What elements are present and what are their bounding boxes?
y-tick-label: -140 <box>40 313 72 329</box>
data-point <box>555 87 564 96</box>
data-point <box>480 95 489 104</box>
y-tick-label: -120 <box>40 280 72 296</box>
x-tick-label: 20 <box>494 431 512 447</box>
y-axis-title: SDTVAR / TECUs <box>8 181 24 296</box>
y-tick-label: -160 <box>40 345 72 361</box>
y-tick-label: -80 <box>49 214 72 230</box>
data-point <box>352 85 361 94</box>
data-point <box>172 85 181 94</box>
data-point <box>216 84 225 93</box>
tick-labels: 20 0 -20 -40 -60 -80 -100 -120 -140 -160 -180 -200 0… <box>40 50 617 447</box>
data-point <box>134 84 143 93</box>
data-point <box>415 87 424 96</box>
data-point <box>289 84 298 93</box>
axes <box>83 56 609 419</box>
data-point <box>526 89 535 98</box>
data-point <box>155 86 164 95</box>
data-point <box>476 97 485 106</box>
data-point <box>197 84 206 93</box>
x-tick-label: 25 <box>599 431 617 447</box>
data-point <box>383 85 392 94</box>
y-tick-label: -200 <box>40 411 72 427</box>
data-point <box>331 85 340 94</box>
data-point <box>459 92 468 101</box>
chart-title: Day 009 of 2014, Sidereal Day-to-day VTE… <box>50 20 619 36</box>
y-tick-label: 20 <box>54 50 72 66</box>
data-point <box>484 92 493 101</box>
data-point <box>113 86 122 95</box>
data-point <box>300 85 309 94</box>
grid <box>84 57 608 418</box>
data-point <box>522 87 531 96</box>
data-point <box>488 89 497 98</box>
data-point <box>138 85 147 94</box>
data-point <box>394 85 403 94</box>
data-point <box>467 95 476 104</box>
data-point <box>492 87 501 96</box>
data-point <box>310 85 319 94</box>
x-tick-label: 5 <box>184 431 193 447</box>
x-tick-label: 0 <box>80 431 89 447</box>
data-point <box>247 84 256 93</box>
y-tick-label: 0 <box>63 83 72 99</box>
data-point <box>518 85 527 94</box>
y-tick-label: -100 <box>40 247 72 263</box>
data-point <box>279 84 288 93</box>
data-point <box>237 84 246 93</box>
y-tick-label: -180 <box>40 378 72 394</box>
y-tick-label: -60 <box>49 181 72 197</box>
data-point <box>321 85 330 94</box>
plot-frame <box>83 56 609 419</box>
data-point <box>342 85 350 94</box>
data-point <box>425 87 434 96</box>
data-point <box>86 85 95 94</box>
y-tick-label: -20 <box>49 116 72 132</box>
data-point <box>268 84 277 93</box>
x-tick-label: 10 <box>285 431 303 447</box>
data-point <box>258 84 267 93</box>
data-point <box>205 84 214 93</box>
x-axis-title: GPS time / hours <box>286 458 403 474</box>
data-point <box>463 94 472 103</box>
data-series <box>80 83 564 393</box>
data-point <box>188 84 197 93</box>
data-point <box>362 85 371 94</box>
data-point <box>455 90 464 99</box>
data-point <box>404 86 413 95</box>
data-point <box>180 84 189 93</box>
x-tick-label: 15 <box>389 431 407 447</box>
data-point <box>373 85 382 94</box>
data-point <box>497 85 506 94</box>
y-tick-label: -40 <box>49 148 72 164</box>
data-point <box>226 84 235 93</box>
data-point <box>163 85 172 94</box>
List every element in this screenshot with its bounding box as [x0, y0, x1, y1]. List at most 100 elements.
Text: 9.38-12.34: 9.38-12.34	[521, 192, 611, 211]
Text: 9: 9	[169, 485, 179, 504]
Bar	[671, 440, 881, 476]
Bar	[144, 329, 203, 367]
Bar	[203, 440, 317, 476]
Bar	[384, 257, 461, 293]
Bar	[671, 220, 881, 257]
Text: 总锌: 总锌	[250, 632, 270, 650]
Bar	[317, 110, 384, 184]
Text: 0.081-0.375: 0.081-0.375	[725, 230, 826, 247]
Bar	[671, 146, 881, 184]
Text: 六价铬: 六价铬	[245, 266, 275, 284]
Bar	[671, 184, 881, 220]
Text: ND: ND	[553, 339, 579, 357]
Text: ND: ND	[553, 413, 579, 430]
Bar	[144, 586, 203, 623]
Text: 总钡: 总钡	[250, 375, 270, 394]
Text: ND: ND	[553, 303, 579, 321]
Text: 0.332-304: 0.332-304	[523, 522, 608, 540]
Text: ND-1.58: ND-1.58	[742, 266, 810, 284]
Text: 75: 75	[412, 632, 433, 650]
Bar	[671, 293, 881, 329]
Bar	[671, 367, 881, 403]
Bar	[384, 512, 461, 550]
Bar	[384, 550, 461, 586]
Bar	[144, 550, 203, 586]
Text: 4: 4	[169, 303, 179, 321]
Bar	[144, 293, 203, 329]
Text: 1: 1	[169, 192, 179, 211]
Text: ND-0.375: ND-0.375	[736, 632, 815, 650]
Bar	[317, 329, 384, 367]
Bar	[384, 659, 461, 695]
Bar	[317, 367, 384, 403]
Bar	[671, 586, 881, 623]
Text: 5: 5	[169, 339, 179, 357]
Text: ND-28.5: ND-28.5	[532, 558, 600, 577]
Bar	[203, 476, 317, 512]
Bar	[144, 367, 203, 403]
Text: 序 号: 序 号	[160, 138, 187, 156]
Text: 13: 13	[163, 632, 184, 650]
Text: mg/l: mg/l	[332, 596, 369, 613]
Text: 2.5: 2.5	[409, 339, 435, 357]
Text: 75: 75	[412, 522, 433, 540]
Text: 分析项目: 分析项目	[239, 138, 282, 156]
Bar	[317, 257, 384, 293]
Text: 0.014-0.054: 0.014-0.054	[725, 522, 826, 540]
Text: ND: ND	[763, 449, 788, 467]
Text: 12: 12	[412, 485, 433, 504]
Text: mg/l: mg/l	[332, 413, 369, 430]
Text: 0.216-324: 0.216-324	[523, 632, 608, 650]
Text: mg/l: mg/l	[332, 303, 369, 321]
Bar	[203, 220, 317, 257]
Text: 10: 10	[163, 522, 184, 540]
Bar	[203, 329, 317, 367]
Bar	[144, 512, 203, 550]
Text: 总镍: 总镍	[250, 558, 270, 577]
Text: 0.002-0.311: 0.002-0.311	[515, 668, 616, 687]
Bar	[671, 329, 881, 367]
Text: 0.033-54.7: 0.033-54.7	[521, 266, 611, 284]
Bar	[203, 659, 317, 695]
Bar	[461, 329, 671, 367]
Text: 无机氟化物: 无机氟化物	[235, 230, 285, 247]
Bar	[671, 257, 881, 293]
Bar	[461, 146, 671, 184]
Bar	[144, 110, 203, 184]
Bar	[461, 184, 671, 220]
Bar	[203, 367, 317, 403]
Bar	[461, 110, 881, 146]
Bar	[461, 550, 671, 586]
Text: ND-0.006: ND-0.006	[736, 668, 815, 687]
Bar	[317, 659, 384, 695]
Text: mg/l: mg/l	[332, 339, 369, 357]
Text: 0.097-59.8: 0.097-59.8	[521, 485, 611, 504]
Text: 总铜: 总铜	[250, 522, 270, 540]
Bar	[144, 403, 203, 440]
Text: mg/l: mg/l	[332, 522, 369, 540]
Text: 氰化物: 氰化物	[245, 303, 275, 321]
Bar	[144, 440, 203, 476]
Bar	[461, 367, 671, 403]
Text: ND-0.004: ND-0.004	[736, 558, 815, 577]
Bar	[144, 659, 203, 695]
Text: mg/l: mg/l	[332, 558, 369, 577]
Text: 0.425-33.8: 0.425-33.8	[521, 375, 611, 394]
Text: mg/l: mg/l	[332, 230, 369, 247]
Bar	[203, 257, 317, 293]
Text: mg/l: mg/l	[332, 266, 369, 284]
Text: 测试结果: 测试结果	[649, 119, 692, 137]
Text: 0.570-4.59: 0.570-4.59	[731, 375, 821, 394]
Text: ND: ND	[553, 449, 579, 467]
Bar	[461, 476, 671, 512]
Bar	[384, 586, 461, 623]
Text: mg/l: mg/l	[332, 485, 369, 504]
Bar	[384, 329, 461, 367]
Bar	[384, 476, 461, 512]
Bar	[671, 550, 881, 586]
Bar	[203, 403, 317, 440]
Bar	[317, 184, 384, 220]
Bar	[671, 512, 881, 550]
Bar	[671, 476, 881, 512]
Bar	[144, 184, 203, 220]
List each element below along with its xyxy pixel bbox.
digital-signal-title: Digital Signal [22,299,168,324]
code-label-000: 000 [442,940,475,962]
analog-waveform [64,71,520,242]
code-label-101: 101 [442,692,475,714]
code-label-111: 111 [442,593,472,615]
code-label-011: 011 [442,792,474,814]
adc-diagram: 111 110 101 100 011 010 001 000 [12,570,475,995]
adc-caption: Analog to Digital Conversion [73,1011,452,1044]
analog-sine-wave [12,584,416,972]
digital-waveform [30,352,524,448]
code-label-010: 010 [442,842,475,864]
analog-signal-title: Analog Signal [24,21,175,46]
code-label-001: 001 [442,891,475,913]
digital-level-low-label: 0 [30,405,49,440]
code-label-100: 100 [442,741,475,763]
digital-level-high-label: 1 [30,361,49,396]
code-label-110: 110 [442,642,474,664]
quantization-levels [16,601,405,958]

▬▬▬▬▬▬▬▬▬▬

Can you rewrite the lines from the very first one through the line holding "y-tick-label: -200 <box>40 411 72 427</box>", inclusive, with every "data-point" changed to "marker" and nothing else altered?

◆ WRITTEN REPLY ◆
What elements are present and what are their bounding boxes?
y-tick-label: -140 <box>40 313 72 329</box>
marker <box>555 87 564 96</box>
marker <box>480 95 489 104</box>
y-tick-label: -120 <box>40 280 72 296</box>
x-tick-label: 20 <box>494 431 512 447</box>
y-axis-title: SDTVAR / TECUs <box>8 181 24 296</box>
y-tick-label: -160 <box>40 345 72 361</box>
y-tick-label: -80 <box>49 214 72 230</box>
marker <box>352 85 361 94</box>
marker <box>172 85 181 94</box>
marker <box>216 84 225 93</box>
tick-labels: 20 0 -20 -40 -60 -80 -100 -120 -140 -160 -180 -200 0… <box>40 50 617 447</box>
marker <box>134 84 143 93</box>
marker <box>415 87 424 96</box>
marker <box>289 84 298 93</box>
axes <box>83 56 609 419</box>
marker <box>526 89 535 98</box>
marker <box>155 86 164 95</box>
marker <box>476 97 485 106</box>
marker <box>197 84 206 93</box>
x-tick-label: 25 <box>599 431 617 447</box>
marker <box>383 85 392 94</box>
y-tick-label: -200 <box>40 411 72 427</box>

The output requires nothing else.